Stated goal ▸ Copy nothing but the text: reproduce each line of the listing exactly and leave the pictures out.

** START OF Source records **

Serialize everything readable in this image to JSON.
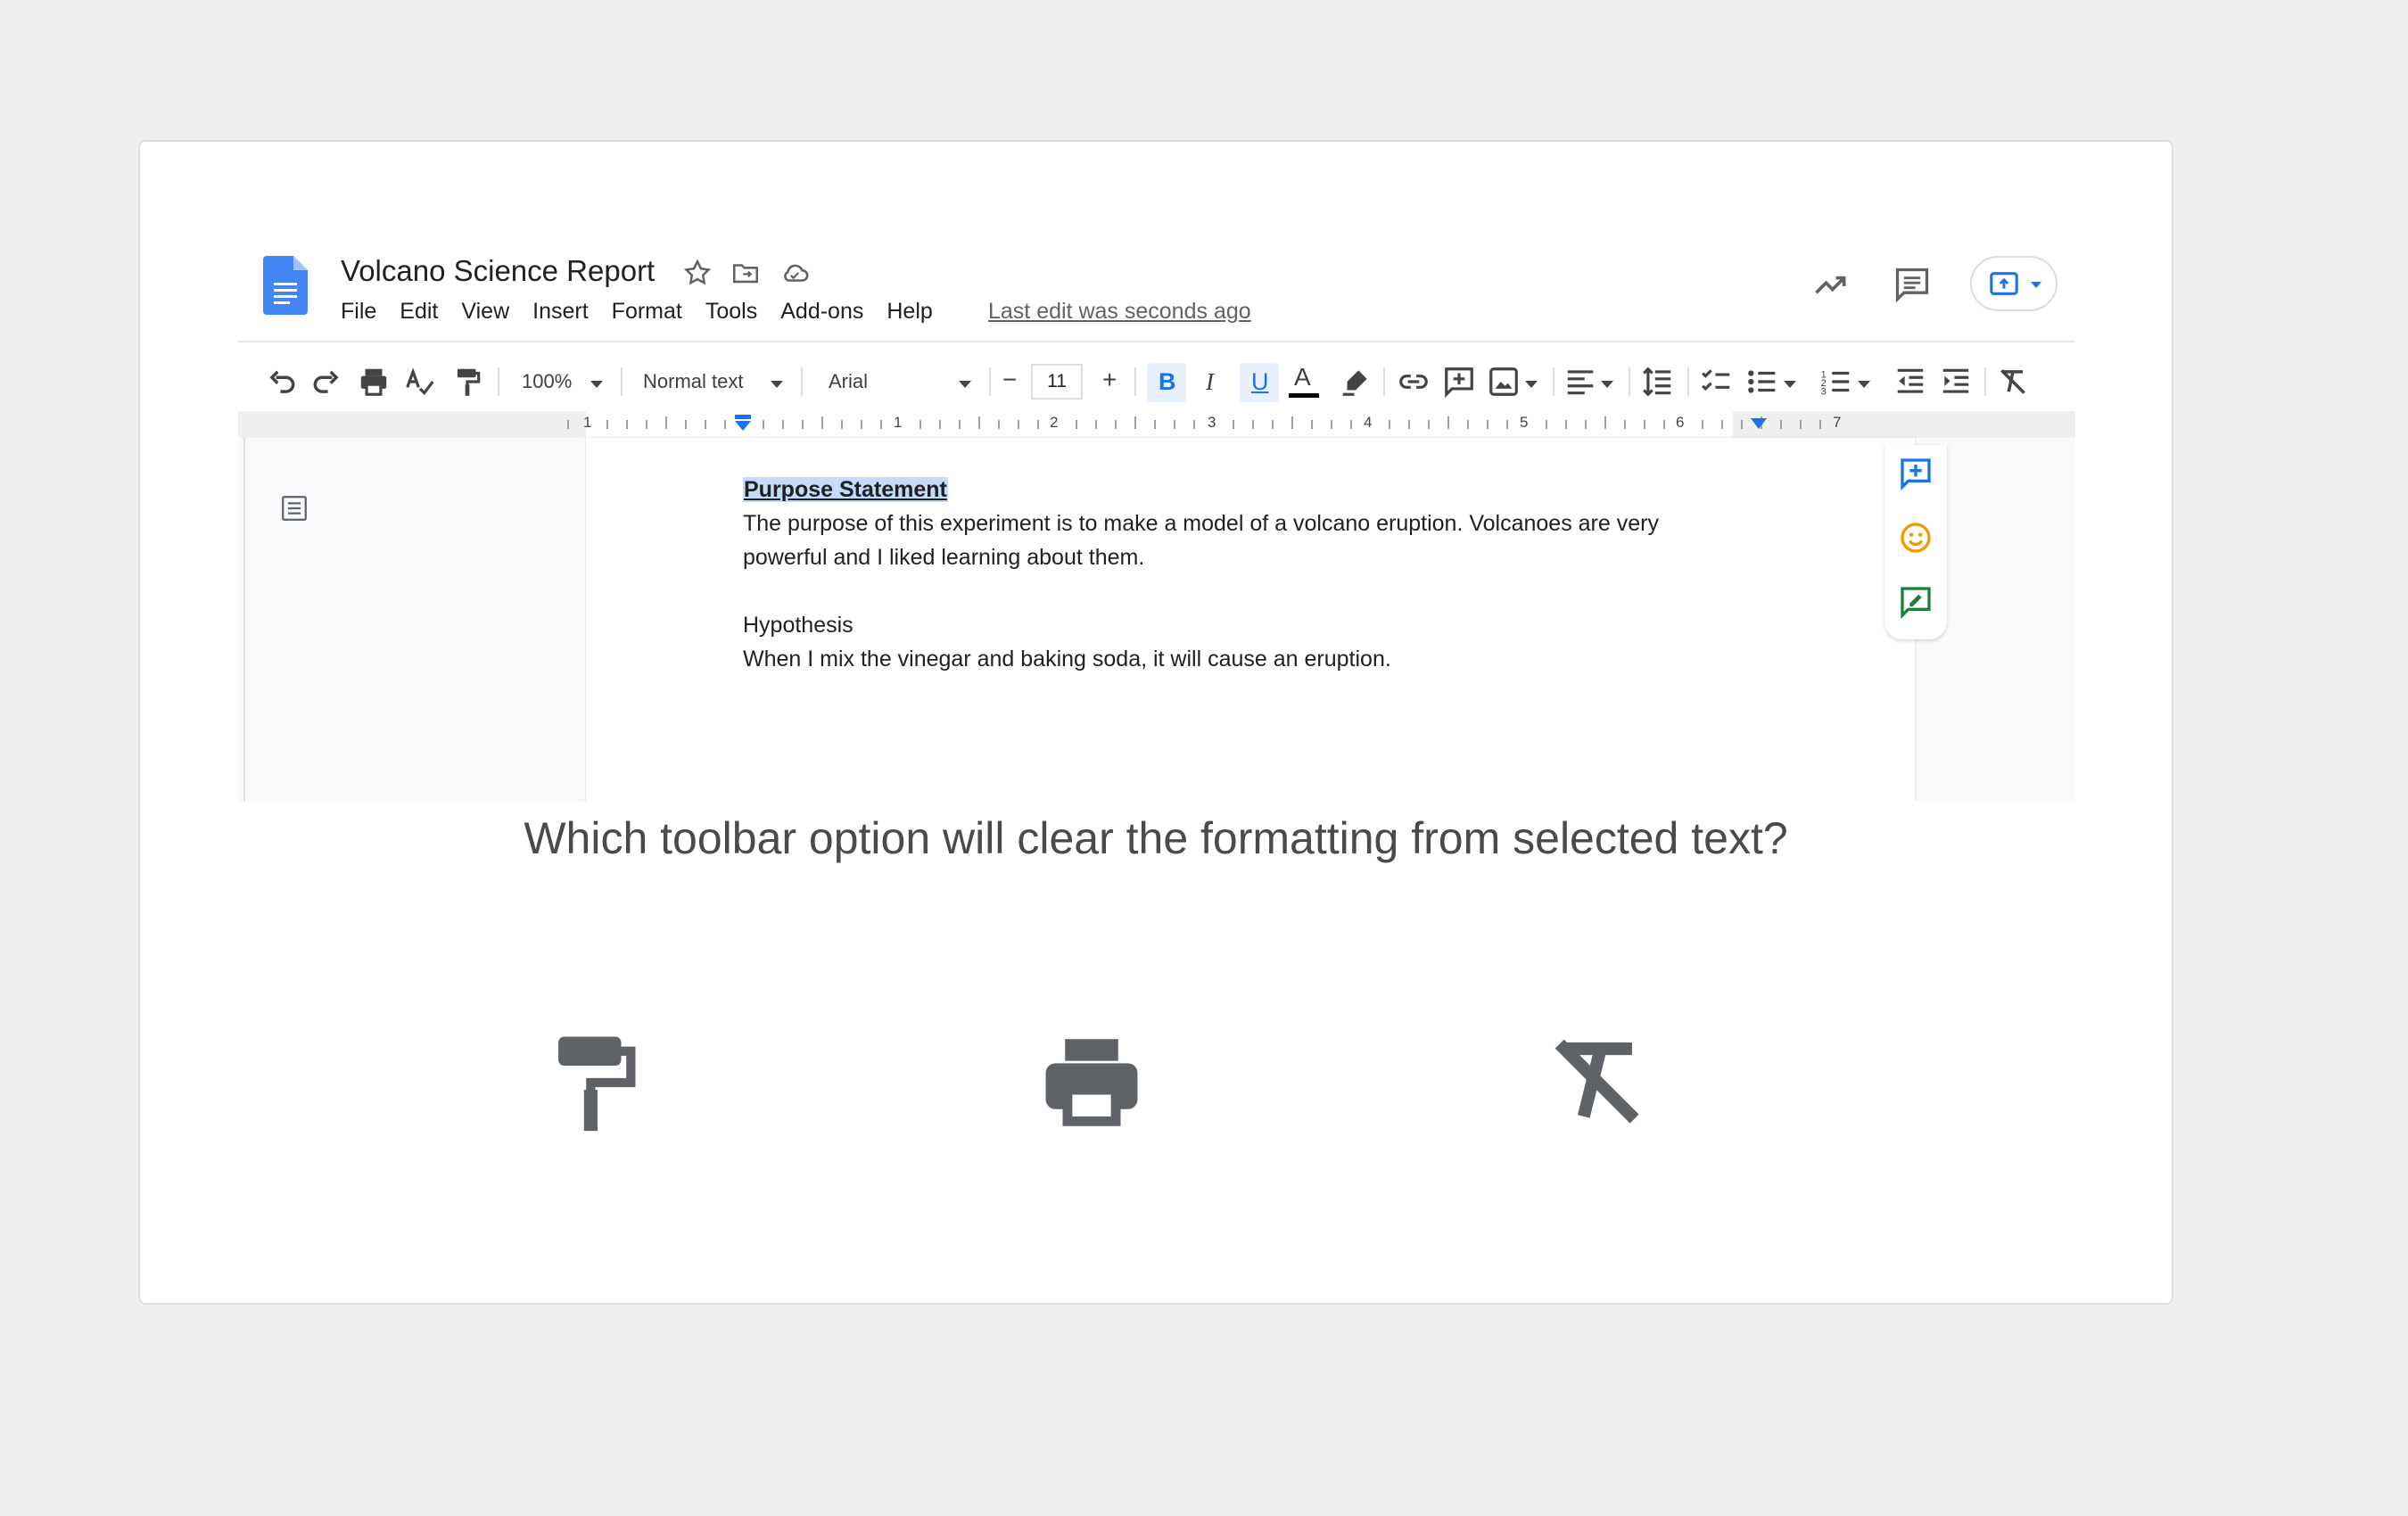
{
  "doc": {
    "title": "Volcano Science Report",
    "menu": [
      "File",
      "Edit",
      "View",
      "Insert",
      "Format",
      "Tools",
      "Add-ons",
      "Help"
    ],
    "last_edit": "Last edit was seconds ago"
  },
  "toolbar": {
    "zoom": "100%",
    "style": "Normal text",
    "font": "Arial",
    "font_size": "11",
    "minus": "−",
    "plus": "+",
    "bold": "B",
    "italic": "I",
    "underline": "U",
    "text_color": "A"
  },
  "ruler": {
    "numbers": [
      "1",
      "1",
      "2",
      "3",
      "4",
      "5",
      "6",
      "7"
    ]
  },
  "page": {
    "heading": "Purpose Statement",
    "para1_line1": "The purpose of this experiment is to make a model of a volcano eruption. Volcanoes are very",
    "para1_line2": "powerful and I liked learning about them.",
    "hypothesis_label": "Hypothesis",
    "hypothesis_text": "When I mix the vinegar and baking soda, it will cause an eruption."
  },
  "question": "Which toolbar option will clear the formatting from selected text?",
  "options": [
    {
      "icon": "paint-format-icon"
    },
    {
      "icon": "print-icon"
    },
    {
      "icon": "clear-formatting-icon"
    }
  ],
  "colors": {
    "accent": "#1a73e8",
    "docs_blue": "#4285f4",
    "selection": "#c6dafc",
    "emoji_yellow": "#f29900",
    "suggest_green": "#188038"
  }
}
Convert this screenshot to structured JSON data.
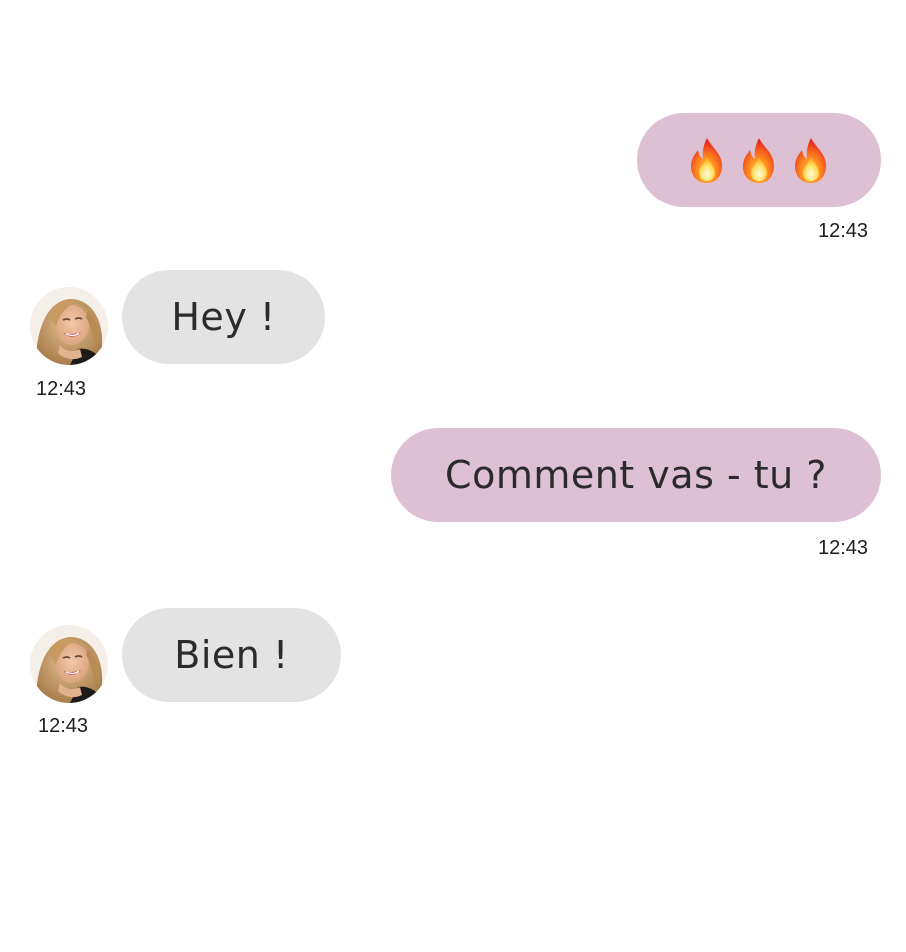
{
  "colors": {
    "sent_bubble": "#ddc0d4",
    "received_bubble": "#e3e3e3",
    "text": "#2b2b2b"
  },
  "messages": [
    {
      "side": "sent",
      "content": [
        "fire-icon",
        "fire-icon",
        "fire-icon"
      ],
      "time": "12:43"
    },
    {
      "side": "received",
      "text": "Hey !",
      "time": "12:43"
    },
    {
      "side": "sent",
      "text": "Comment vas - tu ?",
      "time": "12:43"
    },
    {
      "side": "received",
      "text": "Bien !",
      "time": "12:43"
    }
  ]
}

** END OF Source records **

Task answer ▸
Serialize everything readable in this image to JSON.
{
  "doc": {
    "title": "Volcano Science Report",
    "menu": [
      "File",
      "Edit",
      "View",
      "Insert",
      "Format",
      "Tools",
      "Add-ons",
      "Help"
    ],
    "last_edit": "Last edit was seconds ago"
  },
  "toolbar": {
    "zoom": "100%",
    "style": "Normal text",
    "font": "Arial",
    "font_size": "11",
    "minus": "−",
    "plus": "+",
    "bold": "B",
    "italic": "I",
    "underline": "U",
    "text_color": "A"
  },
  "ruler": {
    "numbers": [
      "1",
      "1",
      "2",
      "3",
      "4",
      "5",
      "6",
      "7"
    ]
  },
  "page": {
    "heading": "Purpose Statement",
    "para1_line1": "The purpose of this experiment is to make a model of a volcano eruption. Volcanoes are very",
    "para1_line2": "powerful and I liked learning about them.",
    "hypothesis_label": "Hypothesis",
    "hypothesis_text": "When I mix the vinegar and baking soda, it will cause an eruption."
  },
  "question": "Which toolbar option will clear the formatting from selected text?",
  "options": [
    {
      "icon": "paint-format-icon"
    },
    {
      "icon": "print-icon"
    },
    {
      "icon": "clear-formatting-icon"
    }
  ],
  "colors": {
    "accent": "#1a73e8",
    "docs_blue": "#4285f4",
    "selection": "#c6dafc",
    "emoji_yellow": "#f29900",
    "suggest_green": "#188038"
  }
}
Convert this screenshot to structured JSON data.
{
  "colors": {
    "sent_bubble": "#ddc0d4",
    "received_bubble": "#e3e3e3",
    "text": "#2b2b2b"
  },
  "messages": [
    {
      "side": "sent",
      "content": [
        "fire-icon",
        "fire-icon",
        "fire-icon"
      ],
      "time": "12:43"
    },
    {
      "side": "received",
      "text": "Hey !",
      "time": "12:43"
    },
    {
      "side": "sent",
      "text": "Comment vas - tu ?",
      "time": "12:43"
    },
    {
      "side": "received",
      "text": "Bien !",
      "time": "12:43"
    }
  ]
}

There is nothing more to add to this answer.